Set exercise → What lines of the data hold the string "color"? Pull each one out.

* START Provided data *

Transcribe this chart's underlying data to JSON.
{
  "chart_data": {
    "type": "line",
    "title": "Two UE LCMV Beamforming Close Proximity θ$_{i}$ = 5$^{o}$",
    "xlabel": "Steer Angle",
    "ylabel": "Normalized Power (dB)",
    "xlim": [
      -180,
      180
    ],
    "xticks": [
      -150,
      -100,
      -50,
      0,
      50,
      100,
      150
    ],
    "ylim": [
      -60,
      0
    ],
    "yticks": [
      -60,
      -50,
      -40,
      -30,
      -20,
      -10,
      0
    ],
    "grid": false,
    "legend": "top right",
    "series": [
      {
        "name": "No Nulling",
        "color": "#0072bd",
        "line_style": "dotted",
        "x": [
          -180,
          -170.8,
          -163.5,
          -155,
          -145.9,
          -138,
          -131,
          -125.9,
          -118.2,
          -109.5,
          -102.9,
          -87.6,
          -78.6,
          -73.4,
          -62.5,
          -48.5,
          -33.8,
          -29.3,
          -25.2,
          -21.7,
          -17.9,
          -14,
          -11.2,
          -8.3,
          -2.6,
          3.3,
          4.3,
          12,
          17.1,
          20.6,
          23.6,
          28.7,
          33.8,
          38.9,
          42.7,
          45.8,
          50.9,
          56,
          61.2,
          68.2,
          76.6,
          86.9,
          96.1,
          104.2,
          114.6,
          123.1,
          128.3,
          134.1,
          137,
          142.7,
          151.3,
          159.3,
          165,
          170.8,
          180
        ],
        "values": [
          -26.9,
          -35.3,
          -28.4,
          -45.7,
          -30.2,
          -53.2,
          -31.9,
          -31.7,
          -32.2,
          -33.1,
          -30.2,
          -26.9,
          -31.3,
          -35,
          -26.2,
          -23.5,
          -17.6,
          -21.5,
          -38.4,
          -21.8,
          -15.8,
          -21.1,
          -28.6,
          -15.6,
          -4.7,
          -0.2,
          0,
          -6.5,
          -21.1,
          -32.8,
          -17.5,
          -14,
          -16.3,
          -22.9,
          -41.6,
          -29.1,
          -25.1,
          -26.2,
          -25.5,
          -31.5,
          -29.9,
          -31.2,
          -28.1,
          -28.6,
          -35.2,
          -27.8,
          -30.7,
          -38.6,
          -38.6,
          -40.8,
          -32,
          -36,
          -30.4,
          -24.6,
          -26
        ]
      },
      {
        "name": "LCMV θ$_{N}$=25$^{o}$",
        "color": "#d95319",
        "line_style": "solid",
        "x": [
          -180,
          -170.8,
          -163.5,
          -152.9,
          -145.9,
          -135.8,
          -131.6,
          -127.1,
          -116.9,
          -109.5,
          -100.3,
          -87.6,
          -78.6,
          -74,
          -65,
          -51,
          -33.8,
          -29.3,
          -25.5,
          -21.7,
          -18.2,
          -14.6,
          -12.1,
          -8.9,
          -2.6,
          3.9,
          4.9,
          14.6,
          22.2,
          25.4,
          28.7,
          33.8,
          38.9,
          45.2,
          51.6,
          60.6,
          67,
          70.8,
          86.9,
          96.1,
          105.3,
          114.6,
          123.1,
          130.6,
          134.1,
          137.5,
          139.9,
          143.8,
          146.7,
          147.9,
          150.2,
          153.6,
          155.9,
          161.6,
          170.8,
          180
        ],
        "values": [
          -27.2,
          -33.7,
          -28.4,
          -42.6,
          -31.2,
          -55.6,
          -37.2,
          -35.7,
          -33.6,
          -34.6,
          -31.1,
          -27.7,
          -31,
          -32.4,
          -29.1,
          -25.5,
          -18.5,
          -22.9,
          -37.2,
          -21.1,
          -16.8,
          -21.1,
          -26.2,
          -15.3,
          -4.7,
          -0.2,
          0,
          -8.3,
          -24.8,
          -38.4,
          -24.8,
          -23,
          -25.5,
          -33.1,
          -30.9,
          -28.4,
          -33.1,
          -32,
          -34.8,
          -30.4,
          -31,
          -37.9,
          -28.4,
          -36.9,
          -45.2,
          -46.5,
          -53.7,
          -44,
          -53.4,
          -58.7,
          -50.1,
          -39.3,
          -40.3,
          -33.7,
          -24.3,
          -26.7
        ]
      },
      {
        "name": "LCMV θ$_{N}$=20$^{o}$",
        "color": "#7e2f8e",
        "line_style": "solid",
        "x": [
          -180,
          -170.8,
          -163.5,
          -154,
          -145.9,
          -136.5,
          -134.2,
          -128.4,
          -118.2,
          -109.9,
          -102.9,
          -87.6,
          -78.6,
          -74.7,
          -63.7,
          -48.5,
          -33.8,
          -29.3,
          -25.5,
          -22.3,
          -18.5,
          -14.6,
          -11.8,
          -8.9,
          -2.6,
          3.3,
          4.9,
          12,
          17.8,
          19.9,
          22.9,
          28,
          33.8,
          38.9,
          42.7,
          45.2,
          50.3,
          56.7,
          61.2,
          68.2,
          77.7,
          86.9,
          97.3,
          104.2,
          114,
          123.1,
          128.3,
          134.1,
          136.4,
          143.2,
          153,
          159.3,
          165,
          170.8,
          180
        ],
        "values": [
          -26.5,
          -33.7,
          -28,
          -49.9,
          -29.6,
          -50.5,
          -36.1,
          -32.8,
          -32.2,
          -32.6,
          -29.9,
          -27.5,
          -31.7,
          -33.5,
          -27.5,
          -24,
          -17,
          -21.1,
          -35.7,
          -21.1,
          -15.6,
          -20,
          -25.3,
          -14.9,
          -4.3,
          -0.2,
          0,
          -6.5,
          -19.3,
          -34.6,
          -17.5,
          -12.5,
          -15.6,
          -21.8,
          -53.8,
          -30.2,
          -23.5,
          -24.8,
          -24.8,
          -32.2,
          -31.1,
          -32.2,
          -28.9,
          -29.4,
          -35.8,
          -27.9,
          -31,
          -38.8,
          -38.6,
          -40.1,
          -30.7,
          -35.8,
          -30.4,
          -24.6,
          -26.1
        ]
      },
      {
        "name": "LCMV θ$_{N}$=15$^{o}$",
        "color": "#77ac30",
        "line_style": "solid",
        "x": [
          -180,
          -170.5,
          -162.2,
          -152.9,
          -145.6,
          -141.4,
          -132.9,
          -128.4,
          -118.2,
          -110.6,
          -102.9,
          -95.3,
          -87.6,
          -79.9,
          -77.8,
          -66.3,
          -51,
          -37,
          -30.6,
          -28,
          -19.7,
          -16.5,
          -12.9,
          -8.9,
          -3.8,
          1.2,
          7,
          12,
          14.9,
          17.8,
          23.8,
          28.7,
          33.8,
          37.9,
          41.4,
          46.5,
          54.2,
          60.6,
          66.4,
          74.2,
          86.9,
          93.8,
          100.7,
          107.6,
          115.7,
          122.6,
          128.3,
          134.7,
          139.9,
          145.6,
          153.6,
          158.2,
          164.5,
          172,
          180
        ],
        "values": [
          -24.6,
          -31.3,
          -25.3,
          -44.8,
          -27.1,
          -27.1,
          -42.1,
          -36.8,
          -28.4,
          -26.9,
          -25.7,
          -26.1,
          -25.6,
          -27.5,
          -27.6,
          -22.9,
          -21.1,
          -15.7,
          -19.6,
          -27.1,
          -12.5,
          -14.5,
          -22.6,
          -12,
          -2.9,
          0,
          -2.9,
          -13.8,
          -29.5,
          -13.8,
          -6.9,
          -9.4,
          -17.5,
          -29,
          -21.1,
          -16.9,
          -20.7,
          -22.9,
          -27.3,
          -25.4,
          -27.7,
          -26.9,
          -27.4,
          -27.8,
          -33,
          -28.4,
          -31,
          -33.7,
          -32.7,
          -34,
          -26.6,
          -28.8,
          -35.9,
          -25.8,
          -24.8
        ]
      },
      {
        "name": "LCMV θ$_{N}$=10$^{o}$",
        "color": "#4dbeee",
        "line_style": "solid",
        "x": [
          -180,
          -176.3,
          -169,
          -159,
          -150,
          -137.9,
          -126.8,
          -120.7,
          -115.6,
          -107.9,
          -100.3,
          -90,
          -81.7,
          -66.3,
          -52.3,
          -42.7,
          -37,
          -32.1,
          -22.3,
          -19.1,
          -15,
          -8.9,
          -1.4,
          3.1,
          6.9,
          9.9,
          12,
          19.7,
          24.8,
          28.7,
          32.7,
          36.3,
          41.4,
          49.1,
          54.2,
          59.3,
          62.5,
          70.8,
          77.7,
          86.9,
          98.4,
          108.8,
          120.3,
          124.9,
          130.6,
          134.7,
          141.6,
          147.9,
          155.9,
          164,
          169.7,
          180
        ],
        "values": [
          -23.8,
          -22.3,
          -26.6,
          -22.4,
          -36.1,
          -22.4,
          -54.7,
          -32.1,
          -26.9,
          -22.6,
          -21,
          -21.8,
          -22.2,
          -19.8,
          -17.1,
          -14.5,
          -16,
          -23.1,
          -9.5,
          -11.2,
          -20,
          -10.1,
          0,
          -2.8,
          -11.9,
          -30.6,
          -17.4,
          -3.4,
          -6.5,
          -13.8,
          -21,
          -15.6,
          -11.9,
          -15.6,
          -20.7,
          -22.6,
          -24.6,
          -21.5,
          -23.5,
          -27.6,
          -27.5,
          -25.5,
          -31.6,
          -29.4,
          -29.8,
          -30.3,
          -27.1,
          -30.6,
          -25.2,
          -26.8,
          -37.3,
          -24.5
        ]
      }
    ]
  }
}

* END Provided data *

Correct answer →
        "color": "#0072bd",
        "color": "#d95319",
        "color": "#7e2f8e",
        "color": "#77ac30",
        "color": "#4dbeee",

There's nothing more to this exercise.